--- Task objective ---
Copy every line of the data that contains the string "промышленных".

--- Available records ---

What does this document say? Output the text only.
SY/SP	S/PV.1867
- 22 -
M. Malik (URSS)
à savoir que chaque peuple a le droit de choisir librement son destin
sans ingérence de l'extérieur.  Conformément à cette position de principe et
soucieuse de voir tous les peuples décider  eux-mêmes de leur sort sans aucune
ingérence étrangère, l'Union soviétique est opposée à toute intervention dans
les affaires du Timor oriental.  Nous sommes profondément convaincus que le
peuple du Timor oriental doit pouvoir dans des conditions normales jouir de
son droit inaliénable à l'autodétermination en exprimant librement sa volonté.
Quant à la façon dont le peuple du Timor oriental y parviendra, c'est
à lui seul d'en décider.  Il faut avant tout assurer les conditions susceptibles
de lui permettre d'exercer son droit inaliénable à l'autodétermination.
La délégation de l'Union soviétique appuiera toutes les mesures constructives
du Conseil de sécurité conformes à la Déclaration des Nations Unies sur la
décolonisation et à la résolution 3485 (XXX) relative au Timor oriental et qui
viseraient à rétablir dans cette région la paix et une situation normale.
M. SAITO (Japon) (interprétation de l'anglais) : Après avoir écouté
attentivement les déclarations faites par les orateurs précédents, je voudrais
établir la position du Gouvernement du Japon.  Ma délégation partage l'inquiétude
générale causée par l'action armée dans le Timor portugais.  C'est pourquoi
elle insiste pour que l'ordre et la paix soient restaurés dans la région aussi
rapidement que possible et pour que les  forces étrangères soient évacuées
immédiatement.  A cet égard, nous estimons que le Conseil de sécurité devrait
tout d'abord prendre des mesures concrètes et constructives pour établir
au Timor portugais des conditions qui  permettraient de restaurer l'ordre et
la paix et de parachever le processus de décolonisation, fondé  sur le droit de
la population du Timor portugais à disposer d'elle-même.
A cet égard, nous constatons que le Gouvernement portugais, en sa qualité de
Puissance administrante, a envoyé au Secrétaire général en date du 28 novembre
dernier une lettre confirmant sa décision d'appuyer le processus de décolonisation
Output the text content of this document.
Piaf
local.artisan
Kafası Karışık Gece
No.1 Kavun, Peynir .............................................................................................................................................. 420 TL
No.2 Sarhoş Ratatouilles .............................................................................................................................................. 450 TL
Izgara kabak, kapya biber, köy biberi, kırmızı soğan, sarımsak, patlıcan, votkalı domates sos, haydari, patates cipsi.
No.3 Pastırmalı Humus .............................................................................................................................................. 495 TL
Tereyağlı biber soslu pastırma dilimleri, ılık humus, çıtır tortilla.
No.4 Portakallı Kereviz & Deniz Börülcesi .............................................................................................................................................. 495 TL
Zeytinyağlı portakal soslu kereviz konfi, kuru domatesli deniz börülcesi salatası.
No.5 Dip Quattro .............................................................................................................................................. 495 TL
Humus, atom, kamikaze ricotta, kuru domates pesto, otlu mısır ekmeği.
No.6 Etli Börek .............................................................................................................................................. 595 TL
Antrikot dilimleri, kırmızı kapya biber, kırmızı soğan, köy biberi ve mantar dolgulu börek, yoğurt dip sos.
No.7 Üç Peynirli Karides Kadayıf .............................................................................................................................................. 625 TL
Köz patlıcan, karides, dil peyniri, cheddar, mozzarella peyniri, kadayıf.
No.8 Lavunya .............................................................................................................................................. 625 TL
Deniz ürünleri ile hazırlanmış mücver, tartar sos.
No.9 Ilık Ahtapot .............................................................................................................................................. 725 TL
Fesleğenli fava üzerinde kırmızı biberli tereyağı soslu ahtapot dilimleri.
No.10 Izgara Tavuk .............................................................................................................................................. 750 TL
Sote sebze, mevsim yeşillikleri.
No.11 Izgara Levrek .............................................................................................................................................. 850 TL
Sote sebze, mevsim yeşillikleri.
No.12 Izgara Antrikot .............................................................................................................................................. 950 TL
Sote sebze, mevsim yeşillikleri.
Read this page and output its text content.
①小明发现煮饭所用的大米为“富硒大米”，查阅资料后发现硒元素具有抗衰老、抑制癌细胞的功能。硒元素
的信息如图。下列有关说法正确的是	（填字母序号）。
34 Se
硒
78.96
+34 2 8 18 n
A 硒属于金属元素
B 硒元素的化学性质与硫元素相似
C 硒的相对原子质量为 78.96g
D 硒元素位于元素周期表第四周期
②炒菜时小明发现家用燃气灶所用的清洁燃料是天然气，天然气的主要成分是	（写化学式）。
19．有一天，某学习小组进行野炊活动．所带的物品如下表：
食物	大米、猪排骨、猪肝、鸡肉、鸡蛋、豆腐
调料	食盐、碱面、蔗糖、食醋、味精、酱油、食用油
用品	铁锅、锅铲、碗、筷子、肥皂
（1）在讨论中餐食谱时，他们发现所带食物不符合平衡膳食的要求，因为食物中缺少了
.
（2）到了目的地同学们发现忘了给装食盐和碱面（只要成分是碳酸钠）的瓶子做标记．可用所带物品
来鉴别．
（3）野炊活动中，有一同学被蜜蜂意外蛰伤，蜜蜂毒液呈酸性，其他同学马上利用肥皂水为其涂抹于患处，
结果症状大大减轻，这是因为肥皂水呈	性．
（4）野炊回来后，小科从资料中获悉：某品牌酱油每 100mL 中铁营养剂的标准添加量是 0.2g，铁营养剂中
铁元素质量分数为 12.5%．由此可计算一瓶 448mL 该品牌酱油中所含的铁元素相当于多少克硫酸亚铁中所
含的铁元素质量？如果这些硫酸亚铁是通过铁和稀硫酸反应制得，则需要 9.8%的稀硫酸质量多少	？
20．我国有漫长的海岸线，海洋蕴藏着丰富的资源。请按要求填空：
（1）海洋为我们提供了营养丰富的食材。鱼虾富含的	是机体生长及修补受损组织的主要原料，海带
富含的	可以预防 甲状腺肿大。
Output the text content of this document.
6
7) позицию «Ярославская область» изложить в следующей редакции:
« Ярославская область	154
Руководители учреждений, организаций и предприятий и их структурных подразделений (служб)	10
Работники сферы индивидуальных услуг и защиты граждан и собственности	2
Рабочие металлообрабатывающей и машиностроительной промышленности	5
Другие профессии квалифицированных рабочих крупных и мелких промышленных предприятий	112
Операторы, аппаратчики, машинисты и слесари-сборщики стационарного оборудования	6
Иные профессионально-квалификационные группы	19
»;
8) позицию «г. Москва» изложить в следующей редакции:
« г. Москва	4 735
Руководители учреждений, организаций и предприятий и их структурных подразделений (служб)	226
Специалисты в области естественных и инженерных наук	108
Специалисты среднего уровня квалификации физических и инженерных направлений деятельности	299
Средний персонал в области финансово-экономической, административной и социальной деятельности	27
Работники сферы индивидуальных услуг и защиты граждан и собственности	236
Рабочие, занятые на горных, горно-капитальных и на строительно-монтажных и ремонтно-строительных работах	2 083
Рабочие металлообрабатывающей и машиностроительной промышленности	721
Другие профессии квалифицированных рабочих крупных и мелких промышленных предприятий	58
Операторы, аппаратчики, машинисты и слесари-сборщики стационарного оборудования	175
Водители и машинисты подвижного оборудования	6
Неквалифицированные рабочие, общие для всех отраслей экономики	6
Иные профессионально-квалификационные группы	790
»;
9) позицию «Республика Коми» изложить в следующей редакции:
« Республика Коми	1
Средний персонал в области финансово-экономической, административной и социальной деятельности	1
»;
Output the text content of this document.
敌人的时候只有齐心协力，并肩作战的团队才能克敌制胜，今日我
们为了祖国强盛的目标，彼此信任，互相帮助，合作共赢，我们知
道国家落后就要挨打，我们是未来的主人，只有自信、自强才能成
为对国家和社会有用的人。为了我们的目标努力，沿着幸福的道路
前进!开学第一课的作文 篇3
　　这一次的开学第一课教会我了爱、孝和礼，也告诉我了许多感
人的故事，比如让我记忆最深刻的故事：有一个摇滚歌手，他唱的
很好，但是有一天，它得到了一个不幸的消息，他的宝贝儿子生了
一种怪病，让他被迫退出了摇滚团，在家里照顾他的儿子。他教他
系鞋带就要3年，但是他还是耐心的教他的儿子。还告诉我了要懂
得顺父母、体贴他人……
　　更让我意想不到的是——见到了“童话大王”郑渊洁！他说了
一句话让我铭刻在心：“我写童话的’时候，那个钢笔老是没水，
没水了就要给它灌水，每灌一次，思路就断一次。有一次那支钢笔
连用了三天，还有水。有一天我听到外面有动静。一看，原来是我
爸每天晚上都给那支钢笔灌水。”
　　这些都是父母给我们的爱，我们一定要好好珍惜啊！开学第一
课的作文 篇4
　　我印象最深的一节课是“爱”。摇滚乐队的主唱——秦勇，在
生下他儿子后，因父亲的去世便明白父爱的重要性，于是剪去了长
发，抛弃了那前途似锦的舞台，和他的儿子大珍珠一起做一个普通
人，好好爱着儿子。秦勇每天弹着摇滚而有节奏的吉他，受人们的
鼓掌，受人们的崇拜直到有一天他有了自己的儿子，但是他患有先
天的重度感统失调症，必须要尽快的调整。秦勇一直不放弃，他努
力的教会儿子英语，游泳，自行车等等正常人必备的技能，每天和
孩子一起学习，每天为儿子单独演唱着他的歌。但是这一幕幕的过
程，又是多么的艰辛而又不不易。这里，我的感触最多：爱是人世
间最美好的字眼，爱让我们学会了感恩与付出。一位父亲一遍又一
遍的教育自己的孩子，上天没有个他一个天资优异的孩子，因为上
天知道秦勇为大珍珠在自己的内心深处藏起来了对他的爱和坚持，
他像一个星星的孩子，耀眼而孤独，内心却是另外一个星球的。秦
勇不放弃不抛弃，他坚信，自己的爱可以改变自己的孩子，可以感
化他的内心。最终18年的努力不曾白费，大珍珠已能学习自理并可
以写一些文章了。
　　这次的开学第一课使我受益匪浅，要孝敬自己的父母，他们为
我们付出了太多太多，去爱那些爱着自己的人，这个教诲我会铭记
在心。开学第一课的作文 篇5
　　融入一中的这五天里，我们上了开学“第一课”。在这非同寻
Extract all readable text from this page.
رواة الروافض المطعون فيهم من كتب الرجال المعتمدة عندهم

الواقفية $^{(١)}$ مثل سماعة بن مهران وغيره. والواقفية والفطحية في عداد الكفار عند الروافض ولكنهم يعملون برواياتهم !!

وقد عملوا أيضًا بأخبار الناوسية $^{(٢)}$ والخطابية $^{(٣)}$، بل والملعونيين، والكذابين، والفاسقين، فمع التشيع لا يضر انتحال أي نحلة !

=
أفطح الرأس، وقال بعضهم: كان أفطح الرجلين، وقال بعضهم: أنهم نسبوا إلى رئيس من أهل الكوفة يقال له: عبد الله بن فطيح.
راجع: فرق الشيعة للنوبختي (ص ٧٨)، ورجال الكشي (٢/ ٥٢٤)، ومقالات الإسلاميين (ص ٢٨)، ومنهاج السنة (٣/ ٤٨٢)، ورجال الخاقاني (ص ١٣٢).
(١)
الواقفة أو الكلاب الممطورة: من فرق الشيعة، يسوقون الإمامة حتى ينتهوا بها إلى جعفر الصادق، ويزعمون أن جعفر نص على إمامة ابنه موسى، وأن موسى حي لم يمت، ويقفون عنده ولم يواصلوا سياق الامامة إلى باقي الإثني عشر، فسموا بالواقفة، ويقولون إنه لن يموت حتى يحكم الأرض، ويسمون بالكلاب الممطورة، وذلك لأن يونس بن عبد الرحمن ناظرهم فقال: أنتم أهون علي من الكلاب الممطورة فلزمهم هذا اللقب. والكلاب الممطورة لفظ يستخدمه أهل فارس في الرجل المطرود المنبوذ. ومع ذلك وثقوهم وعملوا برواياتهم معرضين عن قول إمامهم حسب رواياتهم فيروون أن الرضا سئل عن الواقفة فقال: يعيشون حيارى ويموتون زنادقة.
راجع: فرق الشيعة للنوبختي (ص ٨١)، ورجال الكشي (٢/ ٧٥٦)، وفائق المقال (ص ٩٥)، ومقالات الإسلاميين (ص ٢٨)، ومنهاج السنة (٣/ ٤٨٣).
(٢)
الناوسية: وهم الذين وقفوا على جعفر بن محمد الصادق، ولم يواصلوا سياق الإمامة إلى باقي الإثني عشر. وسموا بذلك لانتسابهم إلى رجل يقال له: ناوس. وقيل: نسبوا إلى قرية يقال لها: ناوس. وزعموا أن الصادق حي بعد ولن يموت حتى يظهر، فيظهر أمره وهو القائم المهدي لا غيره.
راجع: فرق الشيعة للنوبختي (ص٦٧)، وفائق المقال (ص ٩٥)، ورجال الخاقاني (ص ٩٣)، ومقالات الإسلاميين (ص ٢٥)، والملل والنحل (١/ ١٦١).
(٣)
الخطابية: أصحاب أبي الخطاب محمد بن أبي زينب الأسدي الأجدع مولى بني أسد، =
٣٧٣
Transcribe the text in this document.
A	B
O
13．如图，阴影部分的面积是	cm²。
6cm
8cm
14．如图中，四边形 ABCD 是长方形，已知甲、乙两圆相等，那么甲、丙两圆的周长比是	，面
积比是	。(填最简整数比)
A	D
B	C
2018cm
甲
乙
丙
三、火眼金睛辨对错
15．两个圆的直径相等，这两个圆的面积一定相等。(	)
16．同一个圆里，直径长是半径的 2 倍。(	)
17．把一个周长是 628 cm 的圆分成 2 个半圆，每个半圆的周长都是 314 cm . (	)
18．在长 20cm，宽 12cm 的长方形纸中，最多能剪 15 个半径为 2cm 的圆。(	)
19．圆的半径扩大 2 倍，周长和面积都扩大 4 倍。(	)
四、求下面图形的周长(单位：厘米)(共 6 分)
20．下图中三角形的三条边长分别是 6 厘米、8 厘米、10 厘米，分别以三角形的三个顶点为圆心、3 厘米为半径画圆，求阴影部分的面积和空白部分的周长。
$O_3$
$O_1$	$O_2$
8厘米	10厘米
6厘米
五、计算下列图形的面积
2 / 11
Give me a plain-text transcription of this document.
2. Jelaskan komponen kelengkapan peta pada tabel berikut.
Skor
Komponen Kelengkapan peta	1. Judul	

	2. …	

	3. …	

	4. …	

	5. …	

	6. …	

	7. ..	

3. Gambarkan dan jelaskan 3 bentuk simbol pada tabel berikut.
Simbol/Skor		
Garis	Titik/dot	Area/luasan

--- Problem solution ---
Другие профессии квалифицированных рабочих крупных и мелких промышленных предприятий	112
Другие профессии квалифицированных рабочих крупных и мелких промышленных предприятий	58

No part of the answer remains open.